Aim of the exercise:
Copy out every line that contains the word "Three".

Extracted information:
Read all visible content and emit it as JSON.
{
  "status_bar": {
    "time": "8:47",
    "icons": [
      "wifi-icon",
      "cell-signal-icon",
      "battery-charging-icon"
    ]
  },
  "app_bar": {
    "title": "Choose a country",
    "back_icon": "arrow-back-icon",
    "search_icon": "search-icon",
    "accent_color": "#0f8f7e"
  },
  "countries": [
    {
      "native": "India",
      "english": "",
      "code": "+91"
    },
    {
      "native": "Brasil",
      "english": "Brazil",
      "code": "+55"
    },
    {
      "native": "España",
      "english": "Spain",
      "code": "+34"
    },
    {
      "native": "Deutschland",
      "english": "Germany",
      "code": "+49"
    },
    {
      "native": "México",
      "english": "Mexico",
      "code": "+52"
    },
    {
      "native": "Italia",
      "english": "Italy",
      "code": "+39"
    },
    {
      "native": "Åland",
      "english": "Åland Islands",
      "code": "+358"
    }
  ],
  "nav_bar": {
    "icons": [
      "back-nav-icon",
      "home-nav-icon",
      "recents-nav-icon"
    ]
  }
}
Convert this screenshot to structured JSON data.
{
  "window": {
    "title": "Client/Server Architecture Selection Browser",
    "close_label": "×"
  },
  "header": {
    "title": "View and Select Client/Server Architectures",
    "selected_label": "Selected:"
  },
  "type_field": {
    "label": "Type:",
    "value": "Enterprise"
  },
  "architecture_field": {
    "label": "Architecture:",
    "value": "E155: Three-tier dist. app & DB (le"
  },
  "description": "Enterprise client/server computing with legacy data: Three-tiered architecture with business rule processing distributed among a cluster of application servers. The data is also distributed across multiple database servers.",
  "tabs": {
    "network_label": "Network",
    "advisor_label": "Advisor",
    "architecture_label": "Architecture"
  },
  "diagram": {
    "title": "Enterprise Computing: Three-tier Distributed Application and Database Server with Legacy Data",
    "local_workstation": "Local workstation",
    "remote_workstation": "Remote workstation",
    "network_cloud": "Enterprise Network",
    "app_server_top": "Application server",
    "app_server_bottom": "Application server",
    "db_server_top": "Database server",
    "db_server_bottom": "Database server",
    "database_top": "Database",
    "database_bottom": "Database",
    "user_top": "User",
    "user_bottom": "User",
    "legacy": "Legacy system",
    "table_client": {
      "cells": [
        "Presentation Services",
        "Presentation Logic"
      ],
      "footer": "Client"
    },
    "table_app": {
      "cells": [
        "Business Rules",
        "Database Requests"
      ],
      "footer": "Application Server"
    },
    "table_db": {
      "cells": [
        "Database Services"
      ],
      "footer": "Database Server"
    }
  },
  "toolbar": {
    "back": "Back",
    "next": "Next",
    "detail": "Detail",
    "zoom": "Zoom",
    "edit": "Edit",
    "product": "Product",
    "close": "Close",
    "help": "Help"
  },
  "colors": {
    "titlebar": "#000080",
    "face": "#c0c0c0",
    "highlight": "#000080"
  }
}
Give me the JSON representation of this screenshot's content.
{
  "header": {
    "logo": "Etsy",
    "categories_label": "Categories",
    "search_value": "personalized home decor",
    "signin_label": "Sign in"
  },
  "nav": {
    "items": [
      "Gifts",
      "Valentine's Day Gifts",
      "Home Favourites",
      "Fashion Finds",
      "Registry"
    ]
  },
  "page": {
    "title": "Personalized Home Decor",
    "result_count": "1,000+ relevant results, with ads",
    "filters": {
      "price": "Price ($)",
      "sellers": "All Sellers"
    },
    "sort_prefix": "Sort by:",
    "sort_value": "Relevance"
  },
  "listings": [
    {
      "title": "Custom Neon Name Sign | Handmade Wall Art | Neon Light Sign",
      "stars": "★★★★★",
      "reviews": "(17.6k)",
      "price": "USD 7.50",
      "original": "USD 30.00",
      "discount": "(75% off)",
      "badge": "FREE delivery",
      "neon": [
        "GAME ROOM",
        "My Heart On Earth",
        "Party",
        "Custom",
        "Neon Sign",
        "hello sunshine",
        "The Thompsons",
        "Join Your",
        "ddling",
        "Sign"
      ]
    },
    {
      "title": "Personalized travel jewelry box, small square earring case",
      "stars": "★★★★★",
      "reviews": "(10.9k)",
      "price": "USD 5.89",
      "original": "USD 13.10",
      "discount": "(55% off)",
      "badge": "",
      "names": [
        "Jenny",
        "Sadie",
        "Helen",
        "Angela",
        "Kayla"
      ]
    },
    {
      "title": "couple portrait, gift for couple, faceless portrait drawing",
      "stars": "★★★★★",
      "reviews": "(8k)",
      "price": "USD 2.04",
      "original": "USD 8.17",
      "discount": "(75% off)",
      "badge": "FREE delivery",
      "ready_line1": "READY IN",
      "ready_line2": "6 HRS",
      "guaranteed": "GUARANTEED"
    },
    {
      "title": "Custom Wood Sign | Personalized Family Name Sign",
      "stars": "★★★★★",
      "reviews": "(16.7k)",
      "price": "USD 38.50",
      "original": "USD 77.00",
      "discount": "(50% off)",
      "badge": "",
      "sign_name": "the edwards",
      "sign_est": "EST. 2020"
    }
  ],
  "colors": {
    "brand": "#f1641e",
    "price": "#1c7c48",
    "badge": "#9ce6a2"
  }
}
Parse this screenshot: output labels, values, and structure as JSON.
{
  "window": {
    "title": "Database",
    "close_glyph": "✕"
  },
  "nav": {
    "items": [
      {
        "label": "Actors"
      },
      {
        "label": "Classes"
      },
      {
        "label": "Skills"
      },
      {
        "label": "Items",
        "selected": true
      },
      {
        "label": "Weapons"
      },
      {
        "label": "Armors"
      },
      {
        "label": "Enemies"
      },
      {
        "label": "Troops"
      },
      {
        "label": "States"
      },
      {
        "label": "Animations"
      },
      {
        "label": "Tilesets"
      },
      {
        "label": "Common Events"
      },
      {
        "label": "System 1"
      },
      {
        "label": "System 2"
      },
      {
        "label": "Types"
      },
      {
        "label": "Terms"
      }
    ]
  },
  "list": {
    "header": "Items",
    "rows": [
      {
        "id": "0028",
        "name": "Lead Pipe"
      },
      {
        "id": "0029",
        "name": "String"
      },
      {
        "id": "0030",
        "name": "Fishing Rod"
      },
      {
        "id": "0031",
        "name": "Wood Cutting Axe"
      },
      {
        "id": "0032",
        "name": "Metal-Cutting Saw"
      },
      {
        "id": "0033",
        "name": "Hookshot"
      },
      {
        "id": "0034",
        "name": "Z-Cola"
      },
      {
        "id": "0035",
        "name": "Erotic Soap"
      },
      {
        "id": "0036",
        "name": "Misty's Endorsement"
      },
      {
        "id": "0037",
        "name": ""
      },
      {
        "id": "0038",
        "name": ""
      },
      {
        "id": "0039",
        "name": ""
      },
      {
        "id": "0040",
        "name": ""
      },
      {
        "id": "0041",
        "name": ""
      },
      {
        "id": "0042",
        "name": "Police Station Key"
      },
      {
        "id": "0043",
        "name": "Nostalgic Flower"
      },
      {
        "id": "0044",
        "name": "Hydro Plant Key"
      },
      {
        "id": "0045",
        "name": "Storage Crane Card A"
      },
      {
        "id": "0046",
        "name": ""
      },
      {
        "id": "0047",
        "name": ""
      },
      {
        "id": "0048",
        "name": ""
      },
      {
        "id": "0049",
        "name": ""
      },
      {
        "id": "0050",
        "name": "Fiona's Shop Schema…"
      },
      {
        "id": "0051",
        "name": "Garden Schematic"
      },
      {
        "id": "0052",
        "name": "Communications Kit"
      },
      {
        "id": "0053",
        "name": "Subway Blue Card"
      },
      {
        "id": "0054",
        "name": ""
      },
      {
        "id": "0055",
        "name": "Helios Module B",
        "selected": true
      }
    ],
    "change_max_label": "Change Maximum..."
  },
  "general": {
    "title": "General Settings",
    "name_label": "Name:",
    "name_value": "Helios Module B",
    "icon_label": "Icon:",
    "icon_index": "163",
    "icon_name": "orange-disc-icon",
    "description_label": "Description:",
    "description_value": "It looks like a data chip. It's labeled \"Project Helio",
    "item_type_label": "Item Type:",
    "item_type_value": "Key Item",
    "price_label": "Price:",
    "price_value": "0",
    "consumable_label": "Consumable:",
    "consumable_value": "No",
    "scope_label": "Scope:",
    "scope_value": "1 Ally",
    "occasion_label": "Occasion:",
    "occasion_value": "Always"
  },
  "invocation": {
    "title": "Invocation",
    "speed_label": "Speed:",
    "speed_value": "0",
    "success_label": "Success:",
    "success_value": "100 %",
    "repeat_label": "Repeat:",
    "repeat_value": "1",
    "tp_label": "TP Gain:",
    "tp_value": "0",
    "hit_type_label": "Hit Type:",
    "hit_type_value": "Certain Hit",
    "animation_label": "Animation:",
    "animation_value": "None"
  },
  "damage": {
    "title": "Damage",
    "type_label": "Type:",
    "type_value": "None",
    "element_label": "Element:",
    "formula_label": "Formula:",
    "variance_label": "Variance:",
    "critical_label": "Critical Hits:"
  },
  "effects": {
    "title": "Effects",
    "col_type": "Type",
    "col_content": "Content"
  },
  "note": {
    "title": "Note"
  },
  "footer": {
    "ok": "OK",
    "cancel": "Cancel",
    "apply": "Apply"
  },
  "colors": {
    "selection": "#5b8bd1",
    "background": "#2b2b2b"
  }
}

Worked solution:
    "value": "E155: Three-tier dist. app & DB (le"
  "description": "Enterprise client/server computing with legacy data: Three-tiered architecture with business rule processing distributed among a cluster of application servers. The data is also distributed across multiple database servers.",
    "title": "Enterprise Computing: Three-tier Distributed Application and Database Server with Legacy Data",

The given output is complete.